# Start of ENTRIES SUPPLIED
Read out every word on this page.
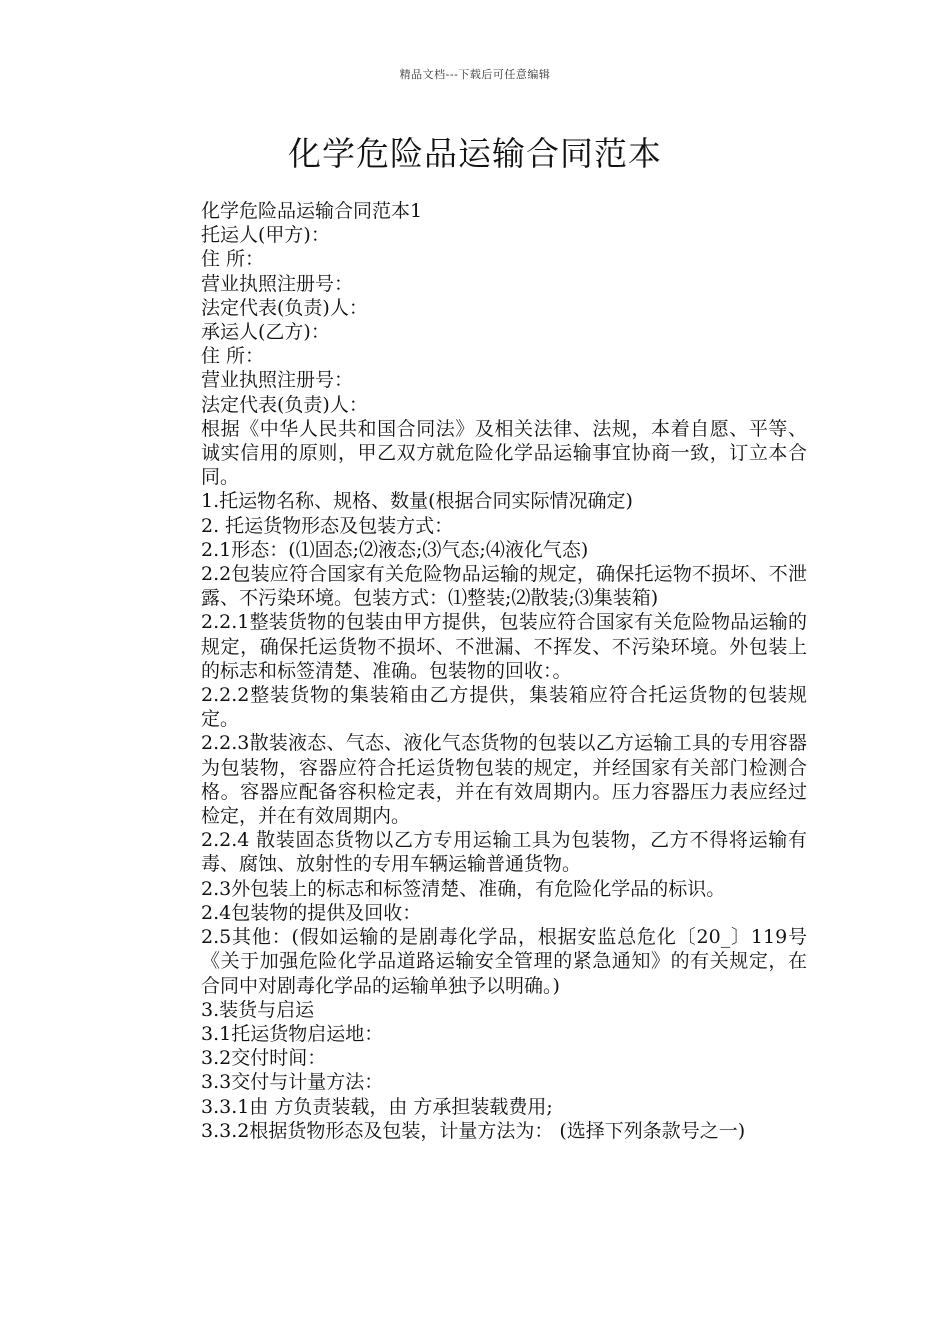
精品文档---下载后可任意编辑
化学危险品运输合同范本

化学危险品运输合同范本1

托运人(甲方)：

住 所：

营业执照注册号：

法定代表(负责)人：

承运人(乙方)：

住 所：

营业执照注册号：

法定代表(负责)人：

根据《中华人民共和国合同法》及相关法律、法规，本着自愿、平等、诚实信用的原则，甲乙双方就危险化学品运输事宜协商一致，订立本合同。

1.托运物名称、规格、数量(根据合同实际情况确定)

2. 托运货物形态及包装方式：

2.1形态：(⑴固态;⑵液态;⑶气态;⑷液化气态)

2.2包装应符合国家有关危险物品运输的规定，确保托运物不损坏、不泄露、不污染环境。包装方式：⑴整装;⑵散装;⑶集装箱)

2.2.1整装货物的包装由甲方提供，包装应符合国家有关危险物品运输的规定，确保托运货物不损坏、不泄漏、不挥发、不污染环境。外包装上的标志和标签清楚、准确。包装物的回收：。

2.2.2整装货物的集装箱由乙方提供，集装箱应符合托运货物的包装规定。

2.2.3散装液态、气态、液化气态货物的包装以乙方运输工具的专用容器为包装物，容器应符合托运货物包装的规定，并经国家有关部门检测合格。容器应配备容积检定表，并在有效周期内。压力容器压力表应经过检定，并在有效周期内。

2.2.4 散装固态货物以乙方专用运输工具为包装物，乙方不得将运输有毒、腐蚀、放射性的专用车辆运输普通货物。

2.3外包装上的标志和标签清楚、准确，有危险化学品的标识。

2.4包装物的提供及回收：

2.5其他：(假如运输的是剧毒化学品，根据安监总危化〔20_〕119号《关于加强危险化学品道路运输安全管理的紧急通知》的有关规定，在合同中对剧毒化学品的运输单独予以明确。)

3.装货与启运

3.1托运货物启运地：

3.2交付时间：

3.3交付与计量方法：

3.3.1由 方负责装载，由 方承担装载费用;

3.3.2根据货物形态及包装，计量方法为： (选择下列条款号之一)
# End of ENTRIES SUPPLIED
STATED EXERCISE: Show every line from the listing above in which the string "不污染环境" appears.

PROBLEM SOLUTION:
2.2包装应符合国家有关危险物品运输的规定，确保托运物不损坏、不泄露、不污染环境。包装方式：⑴整装;⑵散装;⑶集装箱)
2.2.1整装货物的包装由甲方提供，包装应符合国家有关危险物品运输的规定，确保托运货物不损坏、不泄漏、不挥发、不污染环境。外包装上的标志和标签清楚、准确。包装物的回收：。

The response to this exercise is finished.